Records shown |
○ ○ ○ ○ ○

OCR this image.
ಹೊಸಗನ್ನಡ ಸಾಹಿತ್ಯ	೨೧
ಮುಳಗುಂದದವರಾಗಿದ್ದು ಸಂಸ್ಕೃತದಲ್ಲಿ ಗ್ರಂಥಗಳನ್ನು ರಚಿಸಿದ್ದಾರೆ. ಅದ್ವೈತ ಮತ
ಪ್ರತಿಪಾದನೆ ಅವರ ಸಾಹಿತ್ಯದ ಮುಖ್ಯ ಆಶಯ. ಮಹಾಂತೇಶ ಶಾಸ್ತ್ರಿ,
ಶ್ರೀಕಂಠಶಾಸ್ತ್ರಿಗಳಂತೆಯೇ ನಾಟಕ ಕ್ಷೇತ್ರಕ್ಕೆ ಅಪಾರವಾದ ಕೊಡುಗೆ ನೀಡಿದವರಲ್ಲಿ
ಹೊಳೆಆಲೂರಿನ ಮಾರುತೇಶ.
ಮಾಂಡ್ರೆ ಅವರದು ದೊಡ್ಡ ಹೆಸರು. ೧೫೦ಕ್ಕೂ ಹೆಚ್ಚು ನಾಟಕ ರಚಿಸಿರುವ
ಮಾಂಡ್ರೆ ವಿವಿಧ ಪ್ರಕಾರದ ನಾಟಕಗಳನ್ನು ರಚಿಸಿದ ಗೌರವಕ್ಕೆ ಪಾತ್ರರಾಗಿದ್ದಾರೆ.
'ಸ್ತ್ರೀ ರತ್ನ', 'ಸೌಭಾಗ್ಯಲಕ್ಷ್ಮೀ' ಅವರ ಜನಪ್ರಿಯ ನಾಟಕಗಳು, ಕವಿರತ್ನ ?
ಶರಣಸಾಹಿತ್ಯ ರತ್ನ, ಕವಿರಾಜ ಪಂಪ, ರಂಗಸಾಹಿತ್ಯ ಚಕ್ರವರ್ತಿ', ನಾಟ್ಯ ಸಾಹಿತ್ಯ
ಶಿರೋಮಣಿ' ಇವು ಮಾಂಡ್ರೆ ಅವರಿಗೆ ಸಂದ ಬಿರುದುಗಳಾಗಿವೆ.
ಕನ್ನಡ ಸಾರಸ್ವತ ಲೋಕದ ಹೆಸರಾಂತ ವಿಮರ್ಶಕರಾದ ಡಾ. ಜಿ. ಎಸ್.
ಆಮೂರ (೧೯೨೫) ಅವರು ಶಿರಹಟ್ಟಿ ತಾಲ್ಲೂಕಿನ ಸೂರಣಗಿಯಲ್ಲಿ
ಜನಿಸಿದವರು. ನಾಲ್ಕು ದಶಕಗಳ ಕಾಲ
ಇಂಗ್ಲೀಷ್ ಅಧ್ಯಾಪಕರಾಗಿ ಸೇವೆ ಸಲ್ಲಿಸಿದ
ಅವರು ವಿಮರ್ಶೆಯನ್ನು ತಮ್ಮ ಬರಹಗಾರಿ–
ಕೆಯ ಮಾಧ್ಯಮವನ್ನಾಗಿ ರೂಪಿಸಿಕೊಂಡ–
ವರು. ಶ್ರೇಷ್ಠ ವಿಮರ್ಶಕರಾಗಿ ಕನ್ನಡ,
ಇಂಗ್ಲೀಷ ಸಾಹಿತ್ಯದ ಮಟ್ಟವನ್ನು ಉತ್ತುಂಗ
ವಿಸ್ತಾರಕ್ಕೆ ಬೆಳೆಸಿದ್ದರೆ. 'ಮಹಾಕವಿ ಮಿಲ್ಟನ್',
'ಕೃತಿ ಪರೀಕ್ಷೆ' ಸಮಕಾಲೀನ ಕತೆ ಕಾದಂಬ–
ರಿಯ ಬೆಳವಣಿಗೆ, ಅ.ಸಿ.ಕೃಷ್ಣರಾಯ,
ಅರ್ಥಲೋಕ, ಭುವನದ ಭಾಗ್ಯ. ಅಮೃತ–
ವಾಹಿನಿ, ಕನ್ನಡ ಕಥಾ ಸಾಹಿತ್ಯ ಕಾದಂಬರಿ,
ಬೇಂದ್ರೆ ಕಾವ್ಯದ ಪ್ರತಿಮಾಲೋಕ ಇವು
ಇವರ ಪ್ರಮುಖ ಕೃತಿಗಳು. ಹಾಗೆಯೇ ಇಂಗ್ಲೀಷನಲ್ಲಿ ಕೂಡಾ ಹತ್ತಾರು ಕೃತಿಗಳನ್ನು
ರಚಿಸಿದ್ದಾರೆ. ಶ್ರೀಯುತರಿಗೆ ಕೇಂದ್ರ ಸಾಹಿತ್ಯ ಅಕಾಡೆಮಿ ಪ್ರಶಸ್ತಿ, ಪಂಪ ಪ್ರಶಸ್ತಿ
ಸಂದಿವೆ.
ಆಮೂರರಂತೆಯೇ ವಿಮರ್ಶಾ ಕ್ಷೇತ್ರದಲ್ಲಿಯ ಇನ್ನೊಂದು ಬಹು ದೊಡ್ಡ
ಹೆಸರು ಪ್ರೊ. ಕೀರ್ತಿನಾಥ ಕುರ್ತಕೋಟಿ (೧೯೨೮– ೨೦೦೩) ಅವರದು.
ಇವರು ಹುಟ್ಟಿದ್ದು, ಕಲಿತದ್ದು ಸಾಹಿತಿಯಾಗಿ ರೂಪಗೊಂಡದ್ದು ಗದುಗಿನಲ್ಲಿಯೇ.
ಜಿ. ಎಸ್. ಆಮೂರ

○ ○ ○ ○ ○

Stated exercise | Identify each line containing the string "ಅವರದ" and copy it out.

Response below |
ಮಾಂಡ್ರೆ ಅವರದು ದೊಡ್ಡ ಹೆಸರು. ೧೫೦ಕ್ಕೂ ಹೆಚ್ಚು ನಾಟಕ ರಚಿಸಿರುವ
ಹೆಸರು ಪ್ರೊ. ಕೀರ್ತಿನಾಥ ಕುರ್ತಕೋಟಿ (೧೯೨೮– ೨೦೦೩) ಅವರದು.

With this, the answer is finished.